▶ [Direction]:
Track down every line below that holds "adjustment" and copy it.

### Working data ###

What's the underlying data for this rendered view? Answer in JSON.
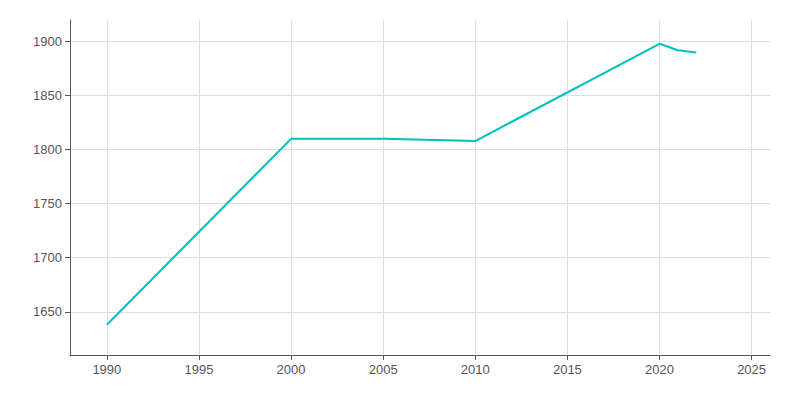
{
  "chart_data": {
    "type": "line",
    "x": [
      1990,
      2000,
      2005,
      2010,
      2020,
      2021,
      2022
    ],
    "values": [
      1638,
      1810,
      1810,
      1808,
      1898,
      1892,
      1890
    ],
    "color": "#00BFBF",
    "xlim": [
      1988,
      2026
    ],
    "xticks": [
      1990,
      1995,
      2000,
      2005,
      2010,
      2015,
      2020,
      2025
    ],
    "ylim": [
      1610,
      1920
    ],
    "yticks": [
      1650,
      1700,
      1750,
      1800,
      1850,
      1900
    ],
    "grid": true
  }
}
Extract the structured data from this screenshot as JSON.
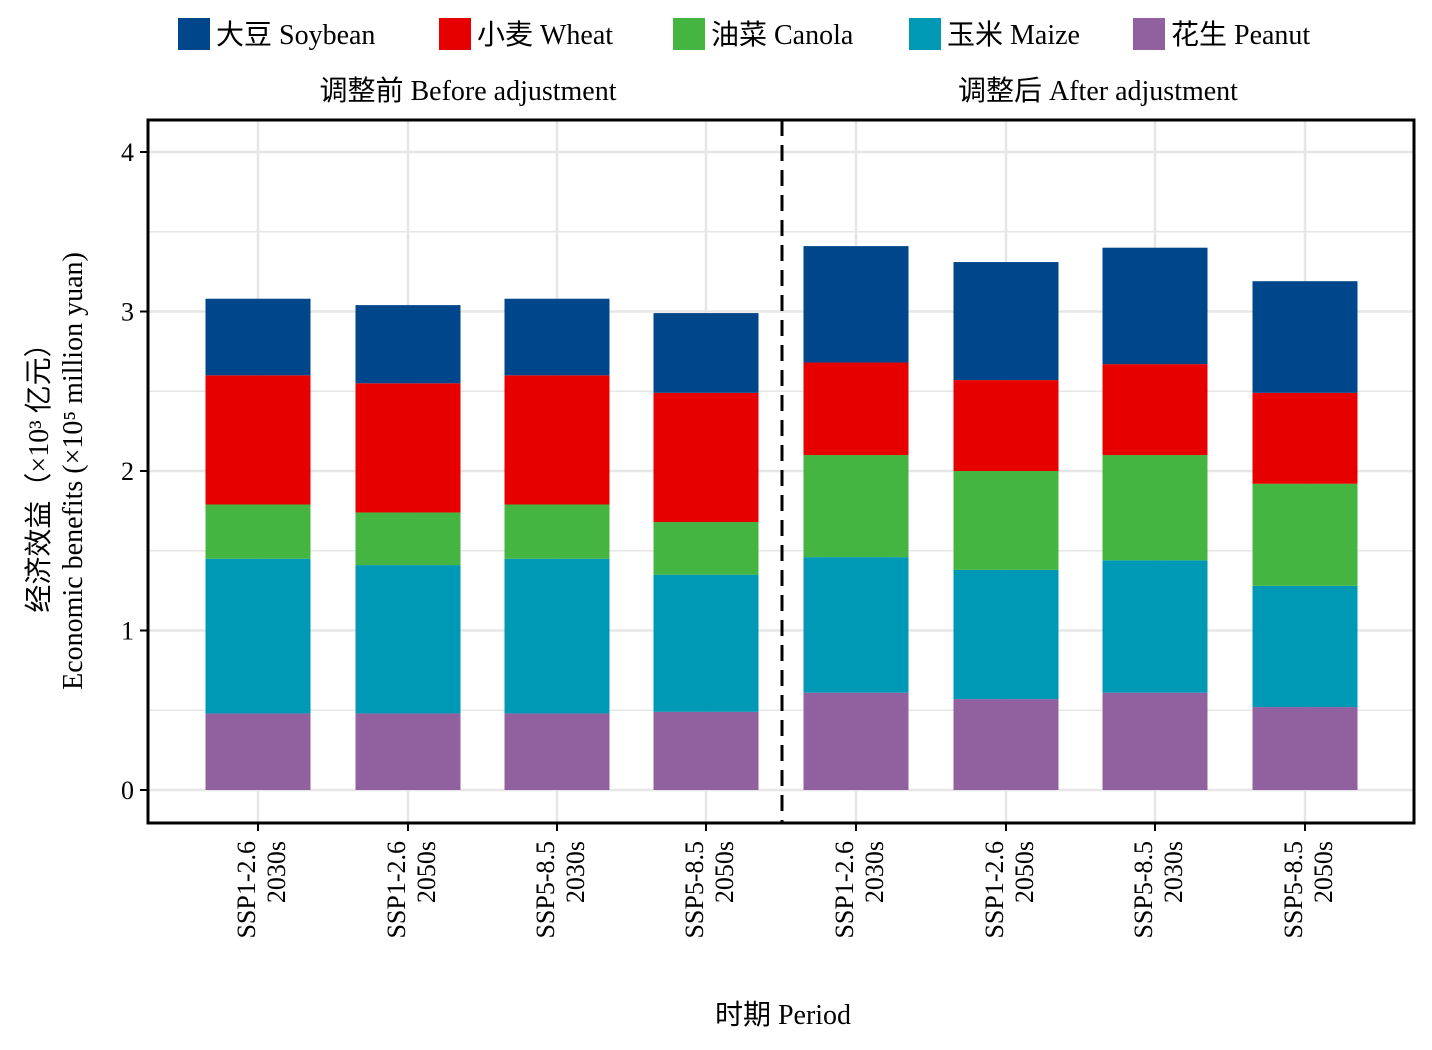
{
  "chart_data": {
    "type": "bar",
    "stacked": true,
    "xlabel": "时期 Period",
    "ylabel_line1": "经济效益（×10³ 亿元）",
    "ylabel_line2": "Economic benefits (×10⁵ million yuan)",
    "ylim": [
      0,
      4.2
    ],
    "yticks": [
      0,
      1,
      2,
      3,
      4
    ],
    "grid": true,
    "legend_position": "top",
    "groups": [
      {
        "label": "调整前 Before adjustment",
        "category_indices": [
          0,
          1,
          2,
          3
        ]
      },
      {
        "label": "调整后 After adjustment",
        "category_indices": [
          4,
          5,
          6,
          7
        ]
      }
    ],
    "categories": [
      {
        "scenario": "SSP1-2.6",
        "period": "2030s"
      },
      {
        "scenario": "SSP1-2.6",
        "period": "2050s"
      },
      {
        "scenario": "SSP5-8.5",
        "period": "2030s"
      },
      {
        "scenario": "SSP5-8.5",
        "period": "2050s"
      },
      {
        "scenario": "SSP1-2.6",
        "period": "2030s"
      },
      {
        "scenario": "SSP1-2.6",
        "period": "2050s"
      },
      {
        "scenario": "SSP5-8.5",
        "period": "2030s"
      },
      {
        "scenario": "SSP5-8.5",
        "period": "2050s"
      }
    ],
    "series": [
      {
        "name": "花生 Peanut",
        "color": "#91609f",
        "values": [
          0.48,
          0.48,
          0.48,
          0.49,
          0.61,
          0.57,
          0.61,
          0.52
        ]
      },
      {
        "name": "玉米 Maize",
        "color": "#0099b5",
        "values": [
          0.97,
          0.93,
          0.97,
          0.86,
          0.85,
          0.81,
          0.83,
          0.76
        ]
      },
      {
        "name": "油菜 Canola",
        "color": "#44b541",
        "values": [
          0.34,
          0.33,
          0.34,
          0.33,
          0.64,
          0.62,
          0.66,
          0.64
        ]
      },
      {
        "name": "小麦 Wheat",
        "color": "#e60000",
        "values": [
          0.81,
          0.81,
          0.81,
          0.81,
          0.58,
          0.57,
          0.57,
          0.57
        ]
      },
      {
        "name": "大豆 Soybean",
        "color": "#00468b",
        "values": [
          0.48,
          0.49,
          0.48,
          0.5,
          0.73,
          0.74,
          0.73,
          0.7
        ]
      }
    ],
    "legend_order": [
      "大豆 Soybean",
      "小麦 Wheat",
      "油菜 Canola",
      "玉米 Maize",
      "花生 Peanut"
    ]
  }
}
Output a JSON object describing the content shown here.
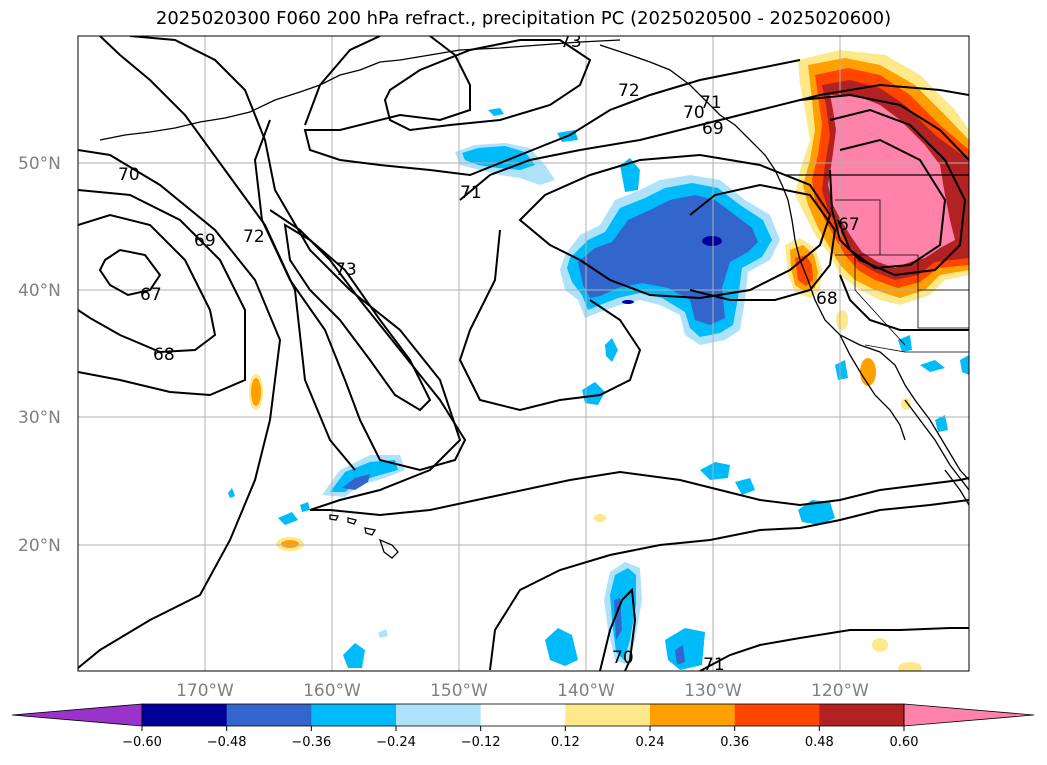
{
  "title": "2025020300 F060 200 hPa refract., precipitation PC (2025020500 - 2025020600)",
  "lat_labels": [
    "50°N",
    "40°N",
    "30°N",
    "20°N"
  ],
  "lon_labels": [
    "170°W",
    "160°W",
    "150°W",
    "140°W",
    "130°W",
    "120°W"
  ],
  "colorbar": {
    "tick_labels": [
      "−0.60",
      "−0.48",
      "−0.36",
      "−0.24",
      "−0.12",
      "0.12",
      "0.24",
      "0.36",
      "0.48",
      "0.60"
    ],
    "colors": [
      "#9933cc",
      "#000099",
      "#3366cc",
      "#00bbf9",
      "#aee2fa",
      "#ffffff",
      "#fde98a",
      "#ffa000",
      "#ff4500",
      "#b22222",
      "#ff82ab"
    ]
  },
  "contour_labels": [
    "73",
    "72",
    "70",
    "69",
    "70",
    "69",
    "72",
    "73",
    "71",
    "71",
    "67",
    "68",
    "67",
    "68",
    "70",
    "71"
  ],
  "colors": {
    "grid": "#b0b0b0",
    "contour": "#000000",
    "coast": "#000000"
  }
}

###

▶ [Result below]:
        "label": "调整前 Before adjustment",
        "label": "调整后 After adjustment",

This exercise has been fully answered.